[Extracted records]
● ● ●

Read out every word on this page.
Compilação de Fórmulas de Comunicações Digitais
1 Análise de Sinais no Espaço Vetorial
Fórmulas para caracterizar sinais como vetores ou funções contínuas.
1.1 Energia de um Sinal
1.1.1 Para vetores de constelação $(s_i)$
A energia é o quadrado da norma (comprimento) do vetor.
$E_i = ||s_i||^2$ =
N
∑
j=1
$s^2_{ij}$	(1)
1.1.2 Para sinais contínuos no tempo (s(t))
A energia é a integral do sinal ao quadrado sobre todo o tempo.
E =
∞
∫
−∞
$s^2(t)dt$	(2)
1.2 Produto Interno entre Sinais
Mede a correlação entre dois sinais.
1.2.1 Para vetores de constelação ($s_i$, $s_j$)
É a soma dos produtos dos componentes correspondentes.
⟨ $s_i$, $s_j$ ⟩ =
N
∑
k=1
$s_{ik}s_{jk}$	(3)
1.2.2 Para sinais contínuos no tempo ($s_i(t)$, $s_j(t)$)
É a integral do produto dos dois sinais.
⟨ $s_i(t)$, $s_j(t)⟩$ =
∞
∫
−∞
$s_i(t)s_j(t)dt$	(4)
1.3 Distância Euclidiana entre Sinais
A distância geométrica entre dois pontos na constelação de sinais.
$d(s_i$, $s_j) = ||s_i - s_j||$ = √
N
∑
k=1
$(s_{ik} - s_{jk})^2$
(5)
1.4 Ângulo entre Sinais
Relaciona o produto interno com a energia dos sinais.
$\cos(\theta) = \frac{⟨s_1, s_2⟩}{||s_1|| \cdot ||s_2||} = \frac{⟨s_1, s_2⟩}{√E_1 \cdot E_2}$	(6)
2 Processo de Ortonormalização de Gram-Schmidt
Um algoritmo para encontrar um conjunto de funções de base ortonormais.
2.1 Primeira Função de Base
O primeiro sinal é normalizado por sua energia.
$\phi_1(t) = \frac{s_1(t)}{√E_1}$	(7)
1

● ● ●

STATED EXERCISE: Give back each line above precisely as it stands.

WRITTEN ANSWER:
Read out every word on this page.
Compilação de Fórmulas de Comunicações Digitais
1 Análise de Sinais no Espaço Vetorial
Fórmulas para caracterizar sinais como vetores ou funções contínuas.
1.1 Energia de um Sinal
1.1.1 Para vetores de constelação $(s_i)$
A energia é o quadrado da norma (comprimento) do vetor.
$E_i = ||s_i||^2$ =
N
∑
j=1
$s^2_{ij}$	(1)
1.1.2 Para sinais contínuos no tempo (s(t))
A energia é a integral do sinal ao quadrado sobre todo o tempo.
E =
∞
∫
−∞
$s^2(t)dt$	(2)
1.2 Produto Interno entre Sinais
Mede a correlação entre dois sinais.
1.2.1 Para vetores de constelação ($s_i$, $s_j$)
É a soma dos produtos dos componentes correspondentes.
⟨ $s_i$, $s_j$ ⟩ =
N
∑
k=1
$s_{ik}s_{jk}$	(3)
1.2.2 Para sinais contínuos no tempo ($s_i(t)$, $s_j(t)$)
É a integral do produto dos dois sinais.
⟨ $s_i(t)$, $s_j(t)⟩$ =
∞
∫
−∞
$s_i(t)s_j(t)dt$	(4)
1.3 Distância Euclidiana entre Sinais
A distância geométrica entre dois pontos na constelação de sinais.
$d(s_i$, $s_j) = ||s_i - s_j||$ = √
N
∑
k=1
$(s_{ik} - s_{jk})^2$
(5)
1.4 Ângulo entre Sinais
Relaciona o produto interno com a energia dos sinais.
$\cos(\theta) = \frac{⟨s_1, s_2⟩}{||s_1|| \cdot ||s_2||} = \frac{⟨s_1, s_2⟩}{√E_1 \cdot E_2}$	(6)
2 Processo de Ortonormalização de Gram-Schmidt
Um algoritmo para encontrar um conjunto de funções de base ortonormais.
2.1 Primeira Função de Base
O primeiro sinal é normalizado por sua energia.
$\phi_1(t) = \frac{s_1(t)}{√E_1}$	(7)
1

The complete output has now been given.